Work required: Output the records exactly as they appear, with no pictures included.

Listed entries:
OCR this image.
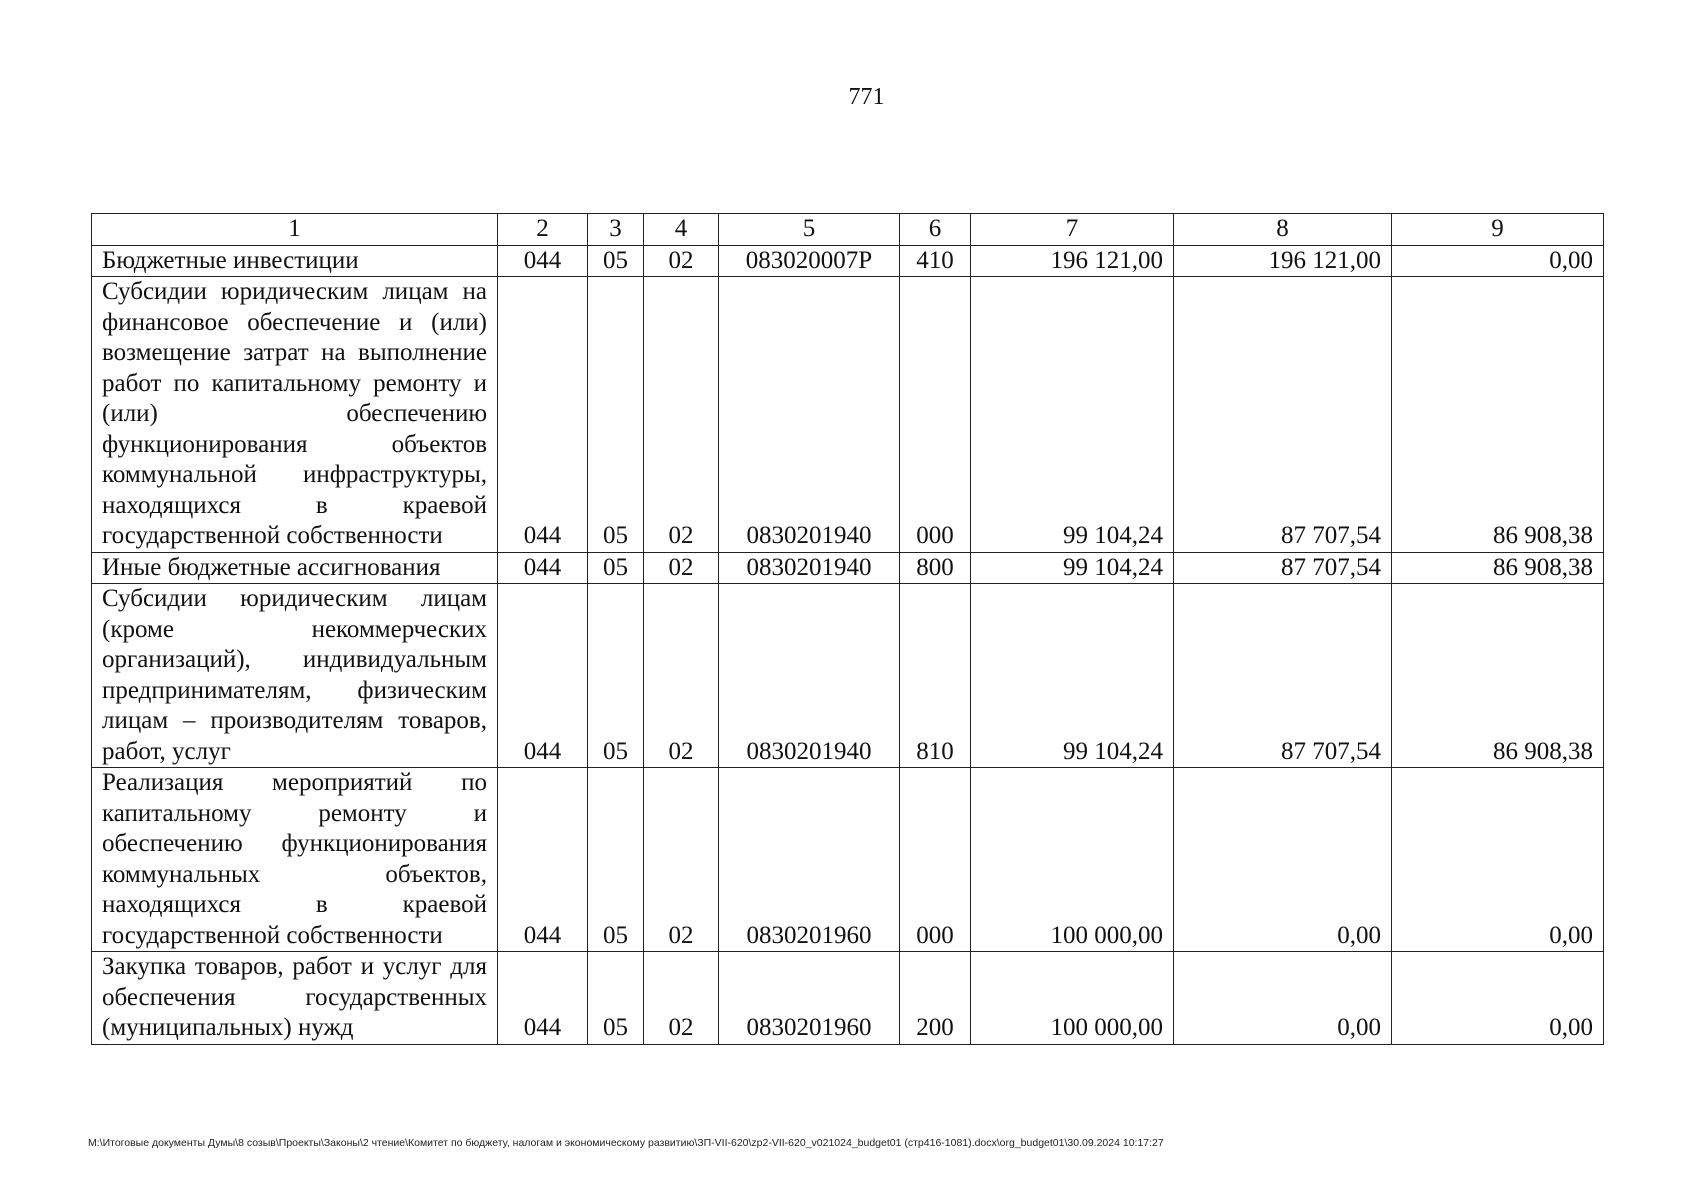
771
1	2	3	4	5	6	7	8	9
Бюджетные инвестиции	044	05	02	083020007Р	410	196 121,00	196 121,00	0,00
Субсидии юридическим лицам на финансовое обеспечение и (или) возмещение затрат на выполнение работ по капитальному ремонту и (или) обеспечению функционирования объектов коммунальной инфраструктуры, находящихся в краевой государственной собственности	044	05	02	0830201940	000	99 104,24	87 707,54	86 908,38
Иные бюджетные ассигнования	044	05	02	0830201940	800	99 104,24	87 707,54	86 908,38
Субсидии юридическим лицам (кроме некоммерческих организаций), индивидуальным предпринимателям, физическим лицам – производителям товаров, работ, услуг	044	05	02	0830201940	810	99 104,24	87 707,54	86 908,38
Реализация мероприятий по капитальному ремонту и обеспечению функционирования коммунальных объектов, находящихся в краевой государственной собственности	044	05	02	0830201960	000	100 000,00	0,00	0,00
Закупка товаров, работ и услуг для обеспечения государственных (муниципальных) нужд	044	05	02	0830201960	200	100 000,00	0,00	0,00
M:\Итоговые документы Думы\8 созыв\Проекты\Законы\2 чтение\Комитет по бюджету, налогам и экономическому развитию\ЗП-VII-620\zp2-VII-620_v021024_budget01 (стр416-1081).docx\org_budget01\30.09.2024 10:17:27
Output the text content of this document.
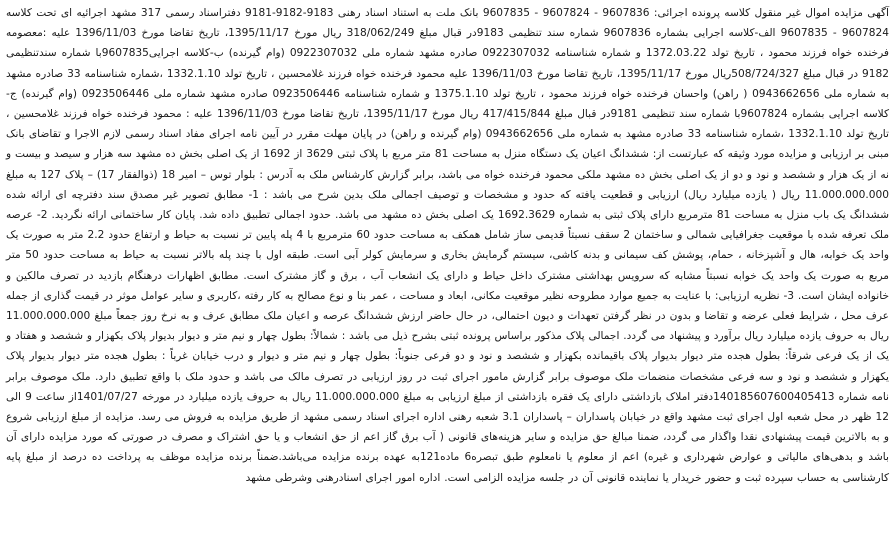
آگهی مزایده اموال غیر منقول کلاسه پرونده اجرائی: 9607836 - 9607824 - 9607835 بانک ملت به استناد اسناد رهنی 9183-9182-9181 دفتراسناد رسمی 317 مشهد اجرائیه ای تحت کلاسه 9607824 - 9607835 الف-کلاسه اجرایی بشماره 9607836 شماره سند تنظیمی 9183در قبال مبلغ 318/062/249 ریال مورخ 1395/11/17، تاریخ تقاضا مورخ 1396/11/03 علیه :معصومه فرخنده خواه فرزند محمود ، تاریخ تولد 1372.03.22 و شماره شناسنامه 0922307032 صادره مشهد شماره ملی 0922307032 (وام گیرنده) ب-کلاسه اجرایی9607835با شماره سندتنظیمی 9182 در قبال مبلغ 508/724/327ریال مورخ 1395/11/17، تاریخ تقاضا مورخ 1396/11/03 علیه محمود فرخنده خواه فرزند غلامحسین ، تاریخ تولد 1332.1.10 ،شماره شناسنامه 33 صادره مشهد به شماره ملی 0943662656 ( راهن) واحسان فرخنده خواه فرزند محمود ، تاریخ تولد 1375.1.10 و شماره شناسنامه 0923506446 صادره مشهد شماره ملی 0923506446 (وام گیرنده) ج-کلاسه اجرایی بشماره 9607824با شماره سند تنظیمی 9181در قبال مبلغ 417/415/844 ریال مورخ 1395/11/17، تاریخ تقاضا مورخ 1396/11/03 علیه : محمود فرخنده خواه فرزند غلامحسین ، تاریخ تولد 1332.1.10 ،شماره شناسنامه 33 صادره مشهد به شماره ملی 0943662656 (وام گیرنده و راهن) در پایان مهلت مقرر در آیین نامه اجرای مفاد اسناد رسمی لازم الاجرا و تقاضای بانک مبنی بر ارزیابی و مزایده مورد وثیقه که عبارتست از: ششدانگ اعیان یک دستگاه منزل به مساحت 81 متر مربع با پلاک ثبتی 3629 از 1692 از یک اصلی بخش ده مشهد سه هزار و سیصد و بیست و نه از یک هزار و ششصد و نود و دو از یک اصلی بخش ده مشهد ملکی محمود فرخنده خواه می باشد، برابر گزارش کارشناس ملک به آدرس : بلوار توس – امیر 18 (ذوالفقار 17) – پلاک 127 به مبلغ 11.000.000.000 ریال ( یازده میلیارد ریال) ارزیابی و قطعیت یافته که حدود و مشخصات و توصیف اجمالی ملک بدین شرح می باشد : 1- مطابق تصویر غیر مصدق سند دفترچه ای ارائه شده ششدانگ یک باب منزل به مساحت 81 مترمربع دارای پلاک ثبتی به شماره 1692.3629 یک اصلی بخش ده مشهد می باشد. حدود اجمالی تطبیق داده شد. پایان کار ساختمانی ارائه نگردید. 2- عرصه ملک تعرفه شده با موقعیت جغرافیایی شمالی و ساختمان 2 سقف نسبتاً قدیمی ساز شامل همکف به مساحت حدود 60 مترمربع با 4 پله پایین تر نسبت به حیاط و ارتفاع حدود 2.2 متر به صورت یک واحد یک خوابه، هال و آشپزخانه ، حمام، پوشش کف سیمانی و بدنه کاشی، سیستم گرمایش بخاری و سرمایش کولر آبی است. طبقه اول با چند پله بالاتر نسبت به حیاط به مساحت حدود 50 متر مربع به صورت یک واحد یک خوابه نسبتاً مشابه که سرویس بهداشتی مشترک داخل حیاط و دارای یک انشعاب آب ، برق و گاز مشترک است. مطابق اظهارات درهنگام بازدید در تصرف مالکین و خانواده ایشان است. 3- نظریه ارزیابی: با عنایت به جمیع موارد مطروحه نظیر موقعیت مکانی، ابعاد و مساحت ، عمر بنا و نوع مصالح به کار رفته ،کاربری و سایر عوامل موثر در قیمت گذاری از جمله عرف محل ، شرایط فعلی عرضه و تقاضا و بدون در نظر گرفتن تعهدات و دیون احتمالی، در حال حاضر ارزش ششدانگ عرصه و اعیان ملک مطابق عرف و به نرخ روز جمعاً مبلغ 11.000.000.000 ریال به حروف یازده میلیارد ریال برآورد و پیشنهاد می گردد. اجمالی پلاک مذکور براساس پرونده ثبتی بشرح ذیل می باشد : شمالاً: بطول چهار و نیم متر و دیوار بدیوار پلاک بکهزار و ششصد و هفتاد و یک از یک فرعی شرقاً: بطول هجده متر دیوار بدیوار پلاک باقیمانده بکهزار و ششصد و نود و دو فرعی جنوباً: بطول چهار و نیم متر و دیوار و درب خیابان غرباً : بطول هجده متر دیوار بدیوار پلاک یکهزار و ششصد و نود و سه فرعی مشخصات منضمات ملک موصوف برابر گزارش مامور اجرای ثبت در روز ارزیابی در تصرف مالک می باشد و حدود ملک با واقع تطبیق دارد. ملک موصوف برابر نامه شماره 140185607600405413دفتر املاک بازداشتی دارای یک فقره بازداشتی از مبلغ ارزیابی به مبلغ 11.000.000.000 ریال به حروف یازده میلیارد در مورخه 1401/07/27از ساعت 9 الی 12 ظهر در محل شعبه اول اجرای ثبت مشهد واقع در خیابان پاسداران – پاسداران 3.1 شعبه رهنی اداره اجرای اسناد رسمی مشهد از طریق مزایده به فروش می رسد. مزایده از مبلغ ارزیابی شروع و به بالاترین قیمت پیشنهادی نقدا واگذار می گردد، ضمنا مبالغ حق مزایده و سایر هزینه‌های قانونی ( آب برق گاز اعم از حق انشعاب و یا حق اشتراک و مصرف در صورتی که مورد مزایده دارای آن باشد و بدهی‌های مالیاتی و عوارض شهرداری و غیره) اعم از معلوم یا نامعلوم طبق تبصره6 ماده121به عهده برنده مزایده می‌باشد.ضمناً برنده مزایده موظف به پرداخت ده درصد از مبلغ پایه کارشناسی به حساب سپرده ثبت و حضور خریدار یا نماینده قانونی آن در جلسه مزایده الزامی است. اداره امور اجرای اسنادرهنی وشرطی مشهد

Solved exercise:
OCR this image.
771
1	2	3	4	5	6	7	8	9
Бюджетные инвестиции	044	05	02	083020007Р	410	196 121,00	196 121,00	0,00
Субсидии юридическим лицам на финансовое обеспечение и (или) возмещение затрат на выполнение работ по капитальному ремонту и (или) обеспечению функционирования объектов коммунальной инфраструктуры, находящихся в краевой государственной собственности	044	05	02	0830201940	000	99 104,24	87 707,54	86 908,38
Иные бюджетные ассигнования	044	05	02	0830201940	800	99 104,24	87 707,54	86 908,38
Субсидии юридическим лицам (кроме некоммерческих организаций), индивидуальным предпринимателям, физическим лицам – производителям товаров, работ, услуг	044	05	02	0830201940	810	99 104,24	87 707,54	86 908,38
Реализация мероприятий по капитальному ремонту и обеспечению функционирования коммунальных объектов, находящихся в краевой государственной собственности	044	05	02	0830201960	000	100 000,00	0,00	0,00
Закупка товаров, работ и услуг для обеспечения государственных (муниципальных) нужд	044	05	02	0830201960	200	100 000,00	0,00	0,00
M:\Итоговые документы Думы\8 созыв\Проекты\Законы\2 чтение\Комитет по бюджету, налогам и экономическому развитию\ЗП-VII-620\zp2-VII-620_v021024_budget01 (стр416-1081).docx\org_budget01\30.09.2024 10:17:27
Output the text content of this document.
آگهی مزایده اموال غیر منقول کلاسه پرونده اجرائی: 9607836 - 9607824 - 9607835 بانک ملت به استناد اسناد رهنی 9183-9182-9181 دفتراسناد رسمی 317 مشهد اجرائیه ای تحت کلاسه 9607824 - 9607835 الف-کلاسه اجرایی بشماره 9607836 شماره سند تنظیمی 9183در قبال مبلغ 318/062/249 ریال مورخ 1395/11/17، تاریخ تقاضا مورخ 1396/11/03 علیه :معصومه فرخنده خواه فرزند محمود ، تاریخ تولد 1372.03.22 و شماره شناسنامه 0922307032 صادره مشهد شماره ملی 0922307032 (وام گیرنده) ب-کلاسه اجرایی9607835با شماره سندتنظیمی 9182 در قبال مبلغ 508/724/327ریال مورخ 1395/11/17، تاریخ تقاضا مورخ 1396/11/03 علیه محمود فرخنده خواه فرزند غلامحسین ، تاریخ تولد 1332.1.10 ،شماره شناسنامه 33 صادره مشهد به شماره ملی 0943662656 ( راهن) واحسان فرخنده خواه فرزند محمود ، تاریخ تولد 1375.1.10 و شماره شناسنامه 0923506446 صادره مشهد شماره ملی 0923506446 (وام گیرنده) ج-کلاسه اجرایی بشماره 9607824با شماره سند تنظیمی 9181در قبال مبلغ 417/415/844 ریال مورخ 1395/11/17، تاریخ تقاضا مورخ 1396/11/03 علیه : محمود فرخنده خواه فرزند غلامحسین ، تاریخ تولد 1332.1.10 ،شماره شناسنامه 33 صادره مشهد به شماره ملی 0943662656 (وام گیرنده و راهن) در پایان مهلت مقرر در آیین نامه اجرای مفاد اسناد رسمی لازم الاجرا و تقاضای بانک مبنی بر ارزیابی و مزایده مورد وثیقه که عبارتست از: ششدانگ اعیان یک دستگاه منزل به مساحت 81 متر مربع با پلاک ثبتی 3629 از 1692 از یک اصلی بخش ده مشهد سه هزار و سیصد و بیست و نه از یک هزار و ششصد و نود و دو از یک اصلی بخش ده مشهد ملکی محمود فرخنده خواه می باشد، برابر گزارش کارشناس ملک به آدرس : بلوار توس – امیر 18 (ذوالفقار 17) – پلاک 127 به مبلغ 11.000.000.000 ریال ( یازده میلیارد ریال) ارزیابی و قطعیت یافته که حدود و مشخصات و توصیف اجمالی ملک بدین شرح می باشد : 1- مطابق تصویر غیر مصدق سند دفترچه ای ارائه شده ششدانگ یک باب منزل به مساحت 81 مترمربع دارای پلاک ثبتی به شماره 1692.3629 یک اصلی بخش ده مشهد می باشد. حدود اجمالی تطبیق داده شد. پایان کار ساختمانی ارائه نگردید. 2- عرصه ملک تعرفه شده با موقعیت جغرافیایی شمالی و ساختمان 2 سقف نسبتاً قدیمی ساز شامل همکف به مساحت حدود 60 مترمربع با 4 پله پایین تر نسبت به حیاط و ارتفاع حدود 2.2 متر به صورت یک واحد یک خوابه، هال و آشپزخانه ، حمام، پوشش کف سیمانی و بدنه کاشی، سیستم گرمایش بخاری و سرمایش کولر آبی است. طبقه اول با چند پله بالاتر نسبت به حیاط به مساحت حدود 50 متر مربع به صورت یک واحد یک خوابه نسبتاً مشابه که سرویس بهداشتی مشترک داخل حیاط و دارای یک انشعاب آب ، برق و گاز مشترک است. مطابق اظهارات درهنگام بازدید در تصرف مالکین و خانواده ایشان است. 3- نظریه ارزیابی: با عنایت به جمیع موارد مطروحه نظیر موقعیت مکانی، ابعاد و مساحت ، عمر بنا و نوع مصالح به کار رفته ،کاربری و سایر عوامل موثر در قیمت گذاری از جمله عرف محل ، شرایط فعلی عرضه و تقاضا و بدون در نظر گرفتن تعهدات و دیون احتمالی، در حال حاضر ارزش ششدانگ عرصه و اعیان ملک مطابق عرف و به نرخ روز جمعاً مبلغ 11.000.000.000 ریال به حروف یازده میلیارد ریال برآورد و پیشنهاد می گردد. اجمالی پلاک مذکور براساس پرونده ثبتی بشرح ذیل می باشد : شمالاً: بطول چهار و نیم متر و دیوار بدیوار پلاک بکهزار و ششصد و هفتاد و یک از یک فرعی شرقاً: بطول هجده متر دیوار بدیوار پلاک باقیمانده بکهزار و ششصد و نود و دو فرعی جنوباً: بطول چهار و نیم متر و دیوار و درب خیابان غرباً : بطول هجده متر دیوار بدیوار پلاک یکهزار و ششصد و نود و سه فرعی مشخصات منضمات ملک موصوف برابر گزارش مامور اجرای ثبت در روز ارزیابی در تصرف مالک می باشد و حدود ملک با واقع تطبیق دارد. ملک موصوف برابر نامه شماره 140185607600405413دفتر املاک بازداشتی دارای یک فقره بازداشتی از مبلغ ارزیابی به مبلغ 11.000.000.000 ریال به حروف یازده میلیارد در مورخه 1401/07/27از ساعت 9 الی 12 ظهر در محل شعبه اول اجرای ثبت مشهد واقع در خیابان پاسداران – پاسداران 3.1 شعبه رهنی اداره اجرای اسناد رسمی مشهد از طریق مزایده به فروش می رسد. مزایده از مبلغ ارزیابی شروع و به بالاترین قیمت پیشنهادی نقدا واگذار می گردد، ضمنا مبالغ حق مزایده و سایر هزینه‌های قانونی ( آب برق گاز اعم از حق انشعاب و یا حق اشتراک و مصرف در صورتی که مورد مزایده دارای آن باشد و بدهی‌های مالیاتی و عوارض شهرداری و غیره) اعم از معلوم یا نامعلوم طبق تبصره6 ماده121به عهده برنده مزایده می‌باشد.ضمناً برنده مزایده موظف به پرداخت ده درصد از مبلغ پایه کارشناسی به حساب سپرده ثبت و حضور خریدار یا نماینده قانونی آن در جلسه مزایده الزامی است. اداره امور اجرای اسنادرهنی وشرطی مشهد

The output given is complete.